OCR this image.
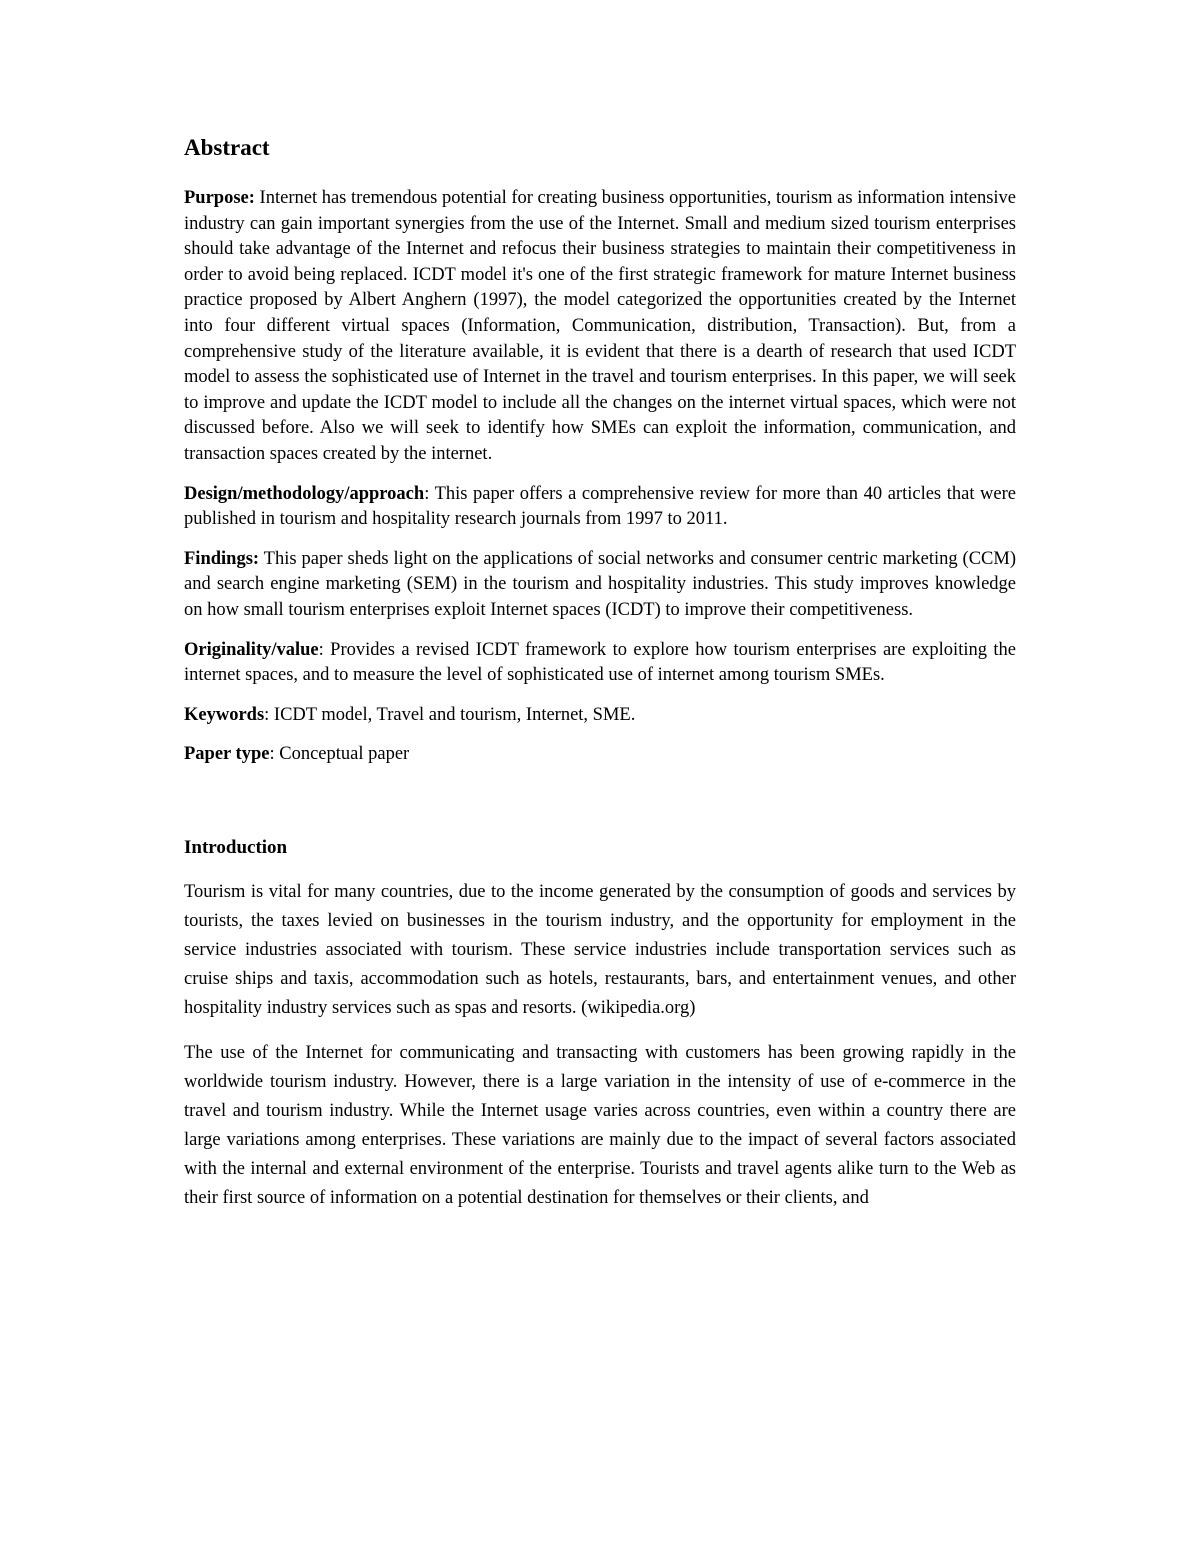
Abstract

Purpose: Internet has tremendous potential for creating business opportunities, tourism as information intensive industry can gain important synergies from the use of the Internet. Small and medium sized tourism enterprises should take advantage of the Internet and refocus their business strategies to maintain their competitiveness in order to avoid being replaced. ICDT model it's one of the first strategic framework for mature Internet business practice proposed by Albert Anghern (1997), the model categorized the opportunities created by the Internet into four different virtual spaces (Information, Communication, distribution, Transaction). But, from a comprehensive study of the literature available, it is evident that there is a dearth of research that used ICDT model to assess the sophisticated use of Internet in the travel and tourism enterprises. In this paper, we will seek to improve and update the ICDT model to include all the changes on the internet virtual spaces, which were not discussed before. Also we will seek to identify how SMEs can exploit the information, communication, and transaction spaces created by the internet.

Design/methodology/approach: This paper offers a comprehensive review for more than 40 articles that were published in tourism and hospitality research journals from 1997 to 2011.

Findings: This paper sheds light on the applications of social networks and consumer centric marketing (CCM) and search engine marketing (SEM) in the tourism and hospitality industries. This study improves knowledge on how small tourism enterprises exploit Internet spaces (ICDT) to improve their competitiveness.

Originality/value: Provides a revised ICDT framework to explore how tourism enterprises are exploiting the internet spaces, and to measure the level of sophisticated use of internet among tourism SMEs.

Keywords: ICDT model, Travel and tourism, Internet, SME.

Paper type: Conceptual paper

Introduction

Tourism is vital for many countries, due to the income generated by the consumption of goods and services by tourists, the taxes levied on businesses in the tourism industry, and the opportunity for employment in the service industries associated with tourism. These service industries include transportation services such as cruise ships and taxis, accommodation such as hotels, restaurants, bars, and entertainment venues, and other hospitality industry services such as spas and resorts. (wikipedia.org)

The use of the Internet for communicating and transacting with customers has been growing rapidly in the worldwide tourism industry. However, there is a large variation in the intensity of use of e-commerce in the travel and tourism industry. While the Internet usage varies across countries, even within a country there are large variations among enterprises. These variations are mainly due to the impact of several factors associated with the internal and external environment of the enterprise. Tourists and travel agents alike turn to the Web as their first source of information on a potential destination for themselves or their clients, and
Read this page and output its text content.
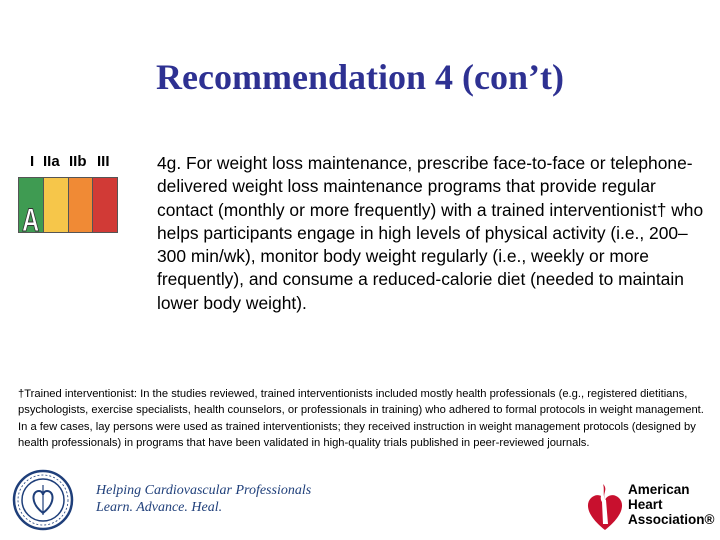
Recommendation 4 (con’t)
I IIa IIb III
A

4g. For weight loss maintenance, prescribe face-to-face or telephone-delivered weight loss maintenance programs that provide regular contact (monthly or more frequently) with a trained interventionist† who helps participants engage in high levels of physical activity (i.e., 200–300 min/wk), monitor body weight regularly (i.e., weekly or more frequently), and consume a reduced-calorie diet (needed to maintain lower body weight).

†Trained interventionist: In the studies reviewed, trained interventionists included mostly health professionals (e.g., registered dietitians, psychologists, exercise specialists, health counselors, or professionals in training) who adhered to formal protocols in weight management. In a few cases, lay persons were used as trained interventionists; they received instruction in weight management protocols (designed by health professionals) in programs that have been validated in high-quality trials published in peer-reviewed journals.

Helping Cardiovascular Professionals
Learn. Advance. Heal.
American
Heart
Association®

============

## Written request
Show each line of the listing that holds the string "competitiveness".

## Solution
Purpose: Internet has tremendous potential for creating business opportunities, tourism as information intensive industry can gain important synergies from the use of the Internet. Small and medium sized tourism enterprises should take advantage of the Internet and refocus their business strategies to maintain their competitiveness in order to avoid being replaced. ICDT model it's one of the first strategic framework for mature Internet business practice proposed by Albert Anghern (1997), the model categorized the opportunities created by the Internet into four different virtual spaces (Information, Communication, distribution, Transaction). But, from a comprehensive study of the literature available, it is evident that there is a dearth of research that used ICDT model to assess the sophisticated use of Internet in the travel and tourism enterprises. In this paper, we will seek to improve and update the ICDT model to include all the changes on the internet virtual spaces, which were not discussed before. Also we will seek to identify how SMEs can exploit the information, communication, and transaction spaces created by the internet.
Findings: This paper sheds light on the applications of social networks and consumer centric marketing (CCM) and search engine marketing (SEM) in the tourism and hospitality industries. This study improves knowledge on how small tourism enterprises exploit Internet spaces (ICDT) to improve their competitiveness.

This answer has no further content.